▶ Written task
Pull out all lines from the listing below in which the word "さく井工事業" appears.

▶ Task material
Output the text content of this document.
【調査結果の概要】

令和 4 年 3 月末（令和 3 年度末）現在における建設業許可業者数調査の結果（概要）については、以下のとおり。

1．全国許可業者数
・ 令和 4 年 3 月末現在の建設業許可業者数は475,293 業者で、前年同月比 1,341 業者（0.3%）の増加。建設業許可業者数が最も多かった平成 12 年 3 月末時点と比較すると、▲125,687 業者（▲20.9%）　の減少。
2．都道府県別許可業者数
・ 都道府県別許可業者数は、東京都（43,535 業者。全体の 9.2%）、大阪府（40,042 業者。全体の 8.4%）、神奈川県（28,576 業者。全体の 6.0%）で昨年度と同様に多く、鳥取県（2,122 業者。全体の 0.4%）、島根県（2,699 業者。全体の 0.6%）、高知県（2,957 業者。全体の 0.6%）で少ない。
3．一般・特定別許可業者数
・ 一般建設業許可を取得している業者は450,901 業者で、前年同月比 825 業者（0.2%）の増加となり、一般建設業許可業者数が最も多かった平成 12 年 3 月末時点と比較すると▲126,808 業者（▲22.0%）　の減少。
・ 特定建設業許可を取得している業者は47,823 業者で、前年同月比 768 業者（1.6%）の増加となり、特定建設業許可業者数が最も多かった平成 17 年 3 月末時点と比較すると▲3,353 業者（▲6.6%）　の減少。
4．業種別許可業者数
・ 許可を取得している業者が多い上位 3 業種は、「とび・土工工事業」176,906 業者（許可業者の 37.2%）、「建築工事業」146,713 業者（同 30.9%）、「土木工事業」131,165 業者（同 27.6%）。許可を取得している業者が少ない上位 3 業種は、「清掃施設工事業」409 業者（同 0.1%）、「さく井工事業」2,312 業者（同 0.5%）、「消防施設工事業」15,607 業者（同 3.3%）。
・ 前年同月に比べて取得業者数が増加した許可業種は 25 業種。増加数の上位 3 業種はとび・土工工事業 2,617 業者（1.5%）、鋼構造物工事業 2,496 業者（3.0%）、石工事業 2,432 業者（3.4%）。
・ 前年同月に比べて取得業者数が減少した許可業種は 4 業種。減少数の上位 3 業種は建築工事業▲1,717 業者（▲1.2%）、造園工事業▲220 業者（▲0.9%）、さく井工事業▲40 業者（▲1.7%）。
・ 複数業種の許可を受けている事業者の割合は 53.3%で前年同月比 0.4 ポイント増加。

▶ The result
・ 許可を取得している業者が多い上位 3 業種は、「とび・土工工事業」176,906 業者（許可業者の 37.2%）、「建築工事業」146,713 業者（同 30.9%）、「土木工事業」131,165 業者（同 27.6%）。許可を取得している業者が少ない上位 3 業種は、「清掃施設工事業」409 業者（同 0.1%）、「さく井工事業」2,312 業者（同 0.5%）、「消防施設工事業」15,607 業者（同 3.3%）。
・ 前年同月に比べて取得業者数が減少した許可業種は 4 業種。減少数の上位 3 業種は建築工事業▲1,717 業者（▲1.2%）、造園工事業▲220 業者（▲0.9%）、さく井工事業▲40 業者（▲1.7%）。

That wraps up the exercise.